══ THE DATA

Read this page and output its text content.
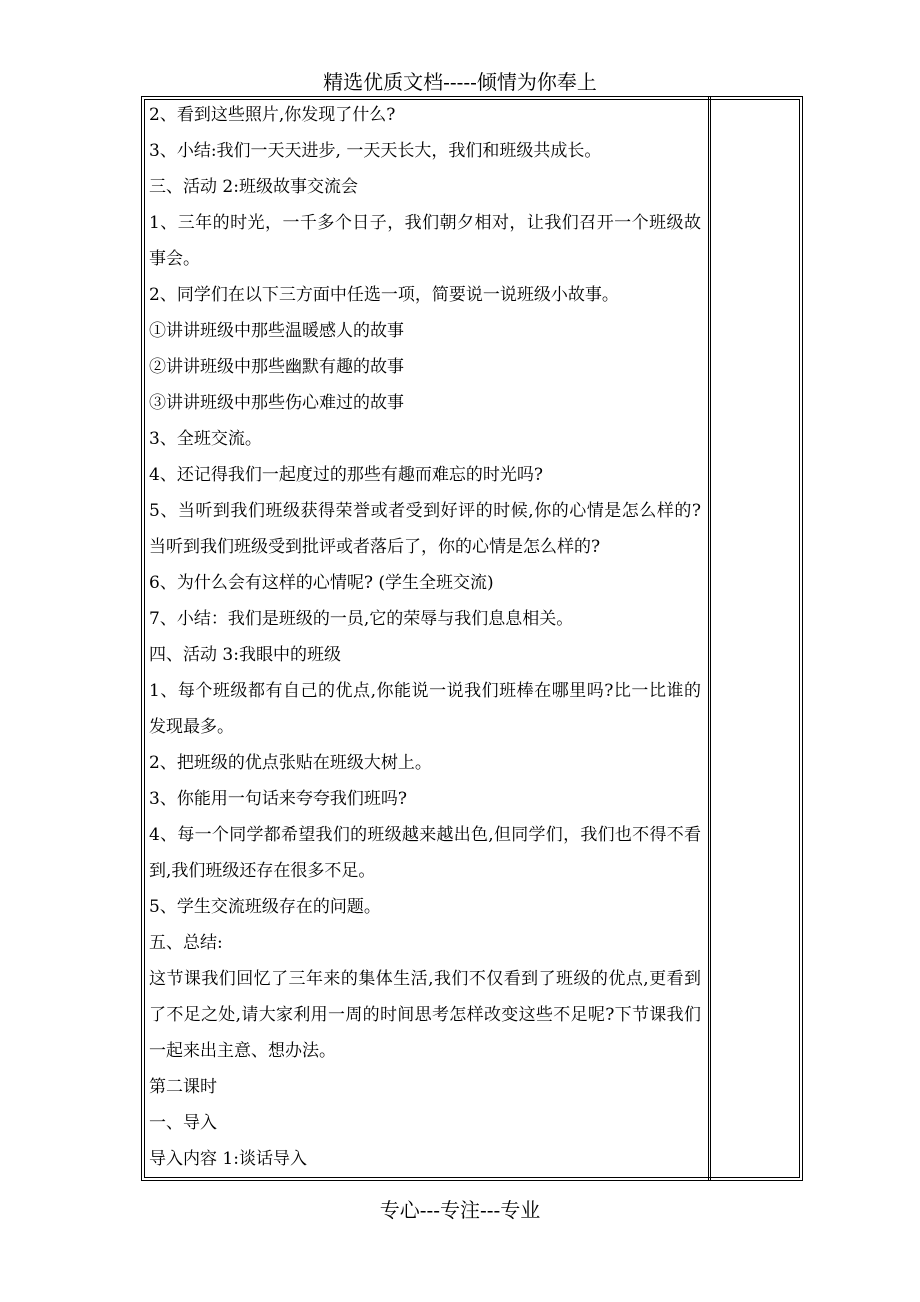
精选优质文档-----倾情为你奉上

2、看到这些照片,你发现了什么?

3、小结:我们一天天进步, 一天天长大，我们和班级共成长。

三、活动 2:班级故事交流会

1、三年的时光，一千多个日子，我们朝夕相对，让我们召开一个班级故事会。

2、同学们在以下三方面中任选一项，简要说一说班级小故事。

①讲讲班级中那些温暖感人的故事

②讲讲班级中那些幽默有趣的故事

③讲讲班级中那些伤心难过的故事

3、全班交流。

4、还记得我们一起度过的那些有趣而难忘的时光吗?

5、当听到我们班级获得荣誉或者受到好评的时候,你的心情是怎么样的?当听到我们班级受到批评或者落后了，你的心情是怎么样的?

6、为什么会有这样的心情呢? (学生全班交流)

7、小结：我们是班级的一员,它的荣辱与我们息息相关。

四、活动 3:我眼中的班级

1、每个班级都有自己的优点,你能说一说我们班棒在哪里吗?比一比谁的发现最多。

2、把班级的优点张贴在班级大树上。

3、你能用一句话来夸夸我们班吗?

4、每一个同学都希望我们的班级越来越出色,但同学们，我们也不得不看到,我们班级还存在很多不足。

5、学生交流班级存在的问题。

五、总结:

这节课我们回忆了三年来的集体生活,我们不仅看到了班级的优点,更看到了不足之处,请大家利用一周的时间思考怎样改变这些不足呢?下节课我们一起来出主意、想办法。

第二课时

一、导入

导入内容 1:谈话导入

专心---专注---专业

════

GOAL
Output the records above exactly as they are, leaving out the pictures.

OUTPUT
Read this page and output its text content.
精选优质文档-----倾情为你奉上

2、看到这些照片,你发现了什么?

3、小结:我们一天天进步, 一天天长大，我们和班级共成长。

三、活动 2:班级故事交流会

1、三年的时光，一千多个日子，我们朝夕相对，让我们召开一个班级故事会。

2、同学们在以下三方面中任选一项，简要说一说班级小故事。

①讲讲班级中那些温暖感人的故事

②讲讲班级中那些幽默有趣的故事

③讲讲班级中那些伤心难过的故事

3、全班交流。

4、还记得我们一起度过的那些有趣而难忘的时光吗?

5、当听到我们班级获得荣誉或者受到好评的时候,你的心情是怎么样的?当听到我们班级受到批评或者落后了，你的心情是怎么样的?

6、为什么会有这样的心情呢? (学生全班交流)

7、小结：我们是班级的一员,它的荣辱与我们息息相关。

四、活动 3:我眼中的班级

1、每个班级都有自己的优点,你能说一说我们班棒在哪里吗?比一比谁的发现最多。

2、把班级的优点张贴在班级大树上。

3、你能用一句话来夸夸我们班吗?

4、每一个同学都希望我们的班级越来越出色,但同学们，我们也不得不看到,我们班级还存在很多不足。

5、学生交流班级存在的问题。

五、总结:

这节课我们回忆了三年来的集体生活,我们不仅看到了班级的优点,更看到了不足之处,请大家利用一周的时间思考怎样改变这些不足呢?下节课我们一起来出主意、想办法。

第二课时

一、导入

导入内容 1:谈话导入

专心---专注---专业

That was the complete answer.